## Task directions:
Reproduce every line in the listing that contains the word "прекращении".

## Data records:
-*-
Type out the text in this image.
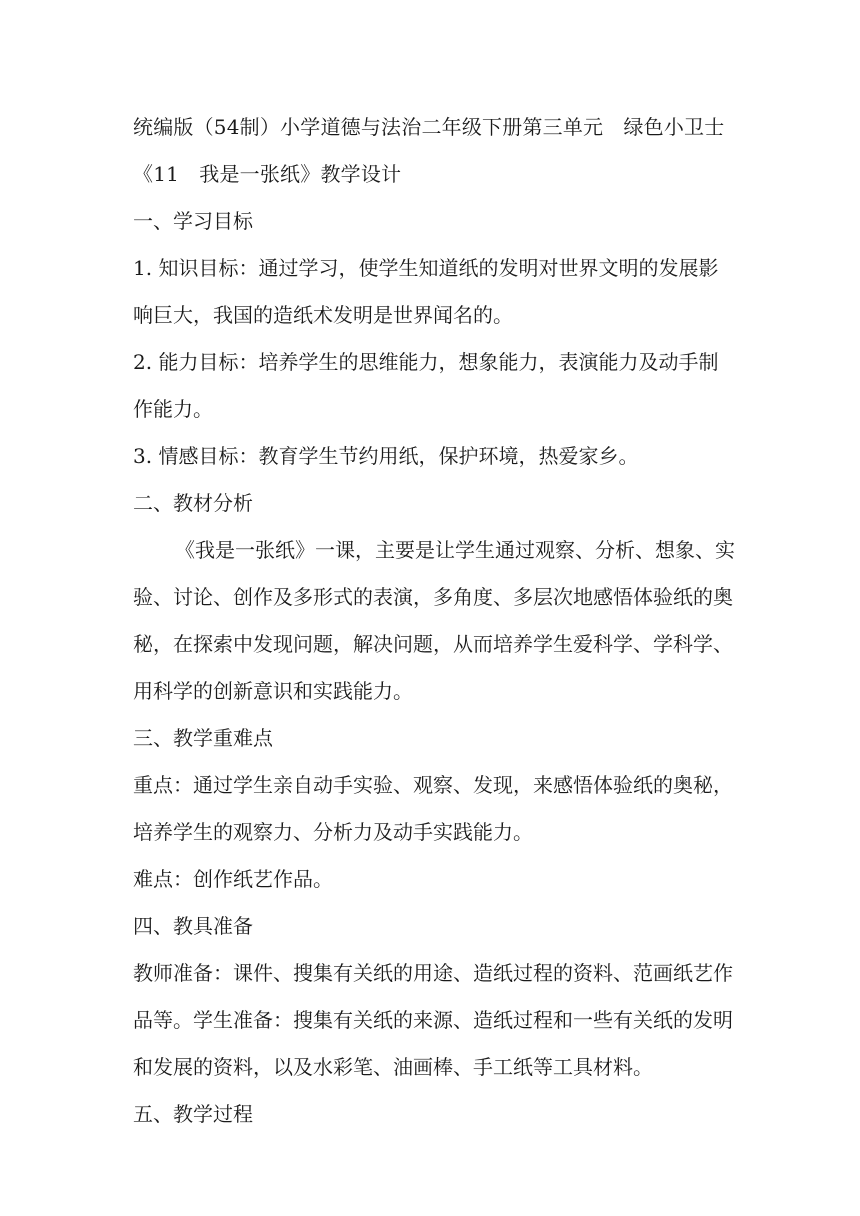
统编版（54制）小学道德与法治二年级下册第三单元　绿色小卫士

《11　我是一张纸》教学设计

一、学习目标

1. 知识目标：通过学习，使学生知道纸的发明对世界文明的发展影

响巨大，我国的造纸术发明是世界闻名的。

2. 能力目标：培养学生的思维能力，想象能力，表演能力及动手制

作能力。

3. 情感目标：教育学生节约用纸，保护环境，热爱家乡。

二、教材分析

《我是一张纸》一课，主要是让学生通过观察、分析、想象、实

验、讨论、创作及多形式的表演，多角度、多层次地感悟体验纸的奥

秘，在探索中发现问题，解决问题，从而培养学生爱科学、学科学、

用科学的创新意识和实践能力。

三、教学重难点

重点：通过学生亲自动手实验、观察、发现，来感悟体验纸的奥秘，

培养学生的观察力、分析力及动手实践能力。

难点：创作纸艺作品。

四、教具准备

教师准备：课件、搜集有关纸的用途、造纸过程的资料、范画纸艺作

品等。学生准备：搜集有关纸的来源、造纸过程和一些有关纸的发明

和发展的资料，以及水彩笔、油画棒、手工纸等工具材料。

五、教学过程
-*-
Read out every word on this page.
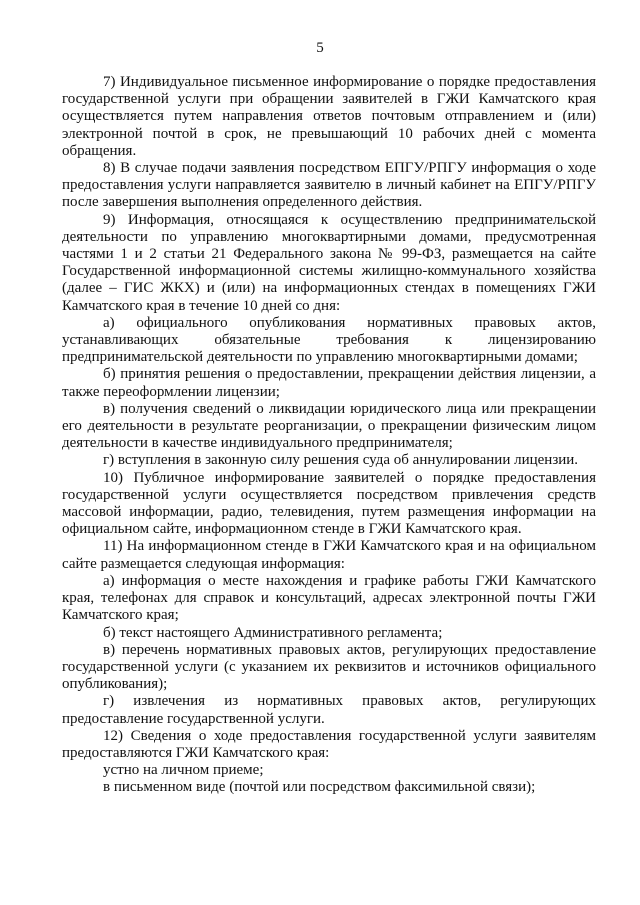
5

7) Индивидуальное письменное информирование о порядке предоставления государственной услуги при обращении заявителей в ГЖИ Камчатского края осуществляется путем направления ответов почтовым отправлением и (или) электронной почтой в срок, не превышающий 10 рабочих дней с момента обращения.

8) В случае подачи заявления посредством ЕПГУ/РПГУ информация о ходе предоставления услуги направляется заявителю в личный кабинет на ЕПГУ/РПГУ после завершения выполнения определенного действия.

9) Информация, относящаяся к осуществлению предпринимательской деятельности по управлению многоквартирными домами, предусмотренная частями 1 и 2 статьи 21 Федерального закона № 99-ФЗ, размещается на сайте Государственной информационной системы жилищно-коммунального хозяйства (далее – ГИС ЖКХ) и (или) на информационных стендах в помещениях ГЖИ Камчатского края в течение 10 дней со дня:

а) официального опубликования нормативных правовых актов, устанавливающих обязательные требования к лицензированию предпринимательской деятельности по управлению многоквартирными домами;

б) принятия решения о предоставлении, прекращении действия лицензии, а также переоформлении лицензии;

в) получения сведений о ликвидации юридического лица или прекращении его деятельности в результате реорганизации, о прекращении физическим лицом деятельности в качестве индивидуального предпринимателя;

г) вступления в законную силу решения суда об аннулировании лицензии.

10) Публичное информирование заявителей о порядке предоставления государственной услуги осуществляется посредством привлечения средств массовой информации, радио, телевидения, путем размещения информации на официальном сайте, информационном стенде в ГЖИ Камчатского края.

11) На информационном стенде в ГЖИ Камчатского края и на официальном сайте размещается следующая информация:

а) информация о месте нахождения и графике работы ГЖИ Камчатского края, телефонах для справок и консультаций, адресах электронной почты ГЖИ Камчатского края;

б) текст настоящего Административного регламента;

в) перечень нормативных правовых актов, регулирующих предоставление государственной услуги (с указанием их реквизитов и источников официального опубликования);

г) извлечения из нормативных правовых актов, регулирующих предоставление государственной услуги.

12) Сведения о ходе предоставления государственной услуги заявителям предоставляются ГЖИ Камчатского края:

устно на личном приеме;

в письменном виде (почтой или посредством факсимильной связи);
-*-
## Result for this exercise:
б) принятия решения о предоставлении, прекращении действия лицензии, а также переоформлении лицензии;
в) получения сведений о ликвидации юридического лица или прекращении его деятельности в результате реорганизации, о прекращении физическим лицом деятельности в качестве индивидуального предпринимателя;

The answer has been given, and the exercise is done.